_Verilen Metin_

****

Logo

2. Hukuk Dairesi2024/2827 E. 2024/3060 K.

Yapay Zeka Özeti

Uyuşmazlık: Boşanma davasında hükmedilen iştirak nafakası ve maddî tazminat miktarının azlığı nedeniyle bozma kararı üzerine Bölge Adliye Mahkemesince verilen karara karşı yapılan temyiz başvurusunun incelenmesi.

Gerekçe ve Sonuç: Yargıtay, bozma kapsamı dışında kalıp kesinleşen hususlara ve bozmaya uyularak karşı taraf lehine oluşan kazanılmış haklara müdahale edilemeyeceği, yeniden hükmedilen iştirak nafakası ve maddî tazminat miktarının da dosya kapsamına ve hakkaniyete uygun olduğu gözetilerek Bölge Adliye Mahkemesi kararının onanmasına karar vermiştir.

Karar Metni

"İçtihat Metni"

MAHKEMESİ : Bursa Bölge Adliye Mahkemesi 2. Hukuk Dairesi

SAYISI : 2023/3110 E., 2024/286 K.

KARAR : Bozmaya uyularak yeniden esas hakkında hüküm tesisi

Taraflar arasında İlk Derece Mahkemesinde görülen ve istinaf incelemesinden geçen karşılıklı boşanma davasında verilen karar hakkında yapılan temyiz incelemesi sonucunda, Dairece Bölge Adliye Mahkemesi kararının iştirak nafakasının ve kadın için hükmedilen maddî tazminatın miktarı yönlerinden bozulmasına, diğer yönlerden kararın onanmasına karar verilmiştir.

****

_Sağlanan Veriler_
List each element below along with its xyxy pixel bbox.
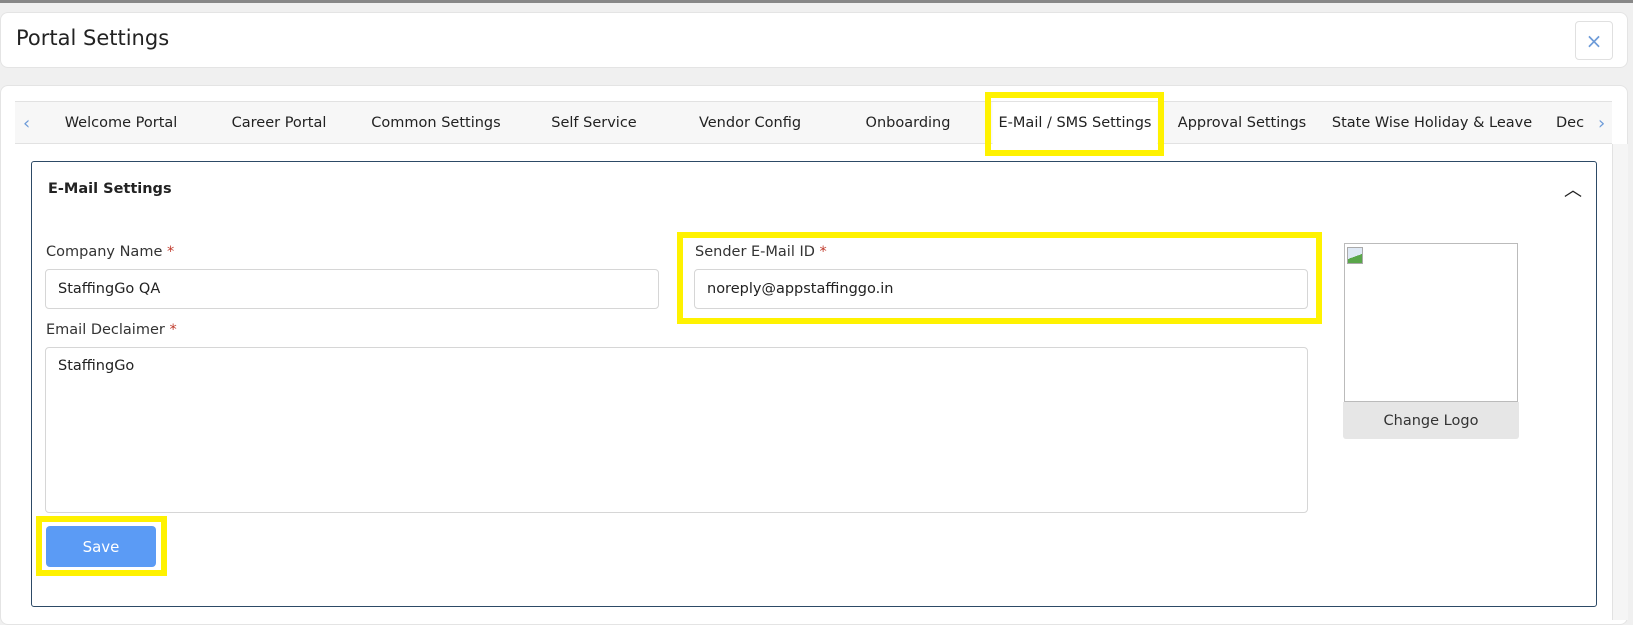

****

Yargıtay kararındaki "Karar Metni" ifadesinden "onanmasına karar verilmiştir." ifadesine kadar uzanan bölümü hiçbir değişiklik yapmadan döndürün.

_Alıştırma Sonucu_
Karar Metni

"İçtihat Metni"

MAHKEMESİ : Bursa Bölge Adliye Mahkemesi 2. Hukuk Dairesi

SAYISI : 2023/3110 E., 2024/286 K.

KARAR : Bozmaya uyularak yeniden esas hakkında hüküm tesisi

Taraflar arasında İlk Derece Mahkemesinde görülen ve istinaf incelemesinden geçen karşılıklı boşanma davasında verilen karar hakkında yapılan temyiz incelemesi sonucunda, Dairece Bölge Adliye Mahkemesi kararının iştirak nafakasının ve kadın için hükmedilen maddî tazminatın miktarı yönlerinden bozulmasına, diğer yönlerden kararın onanmasına karar verilmiştir.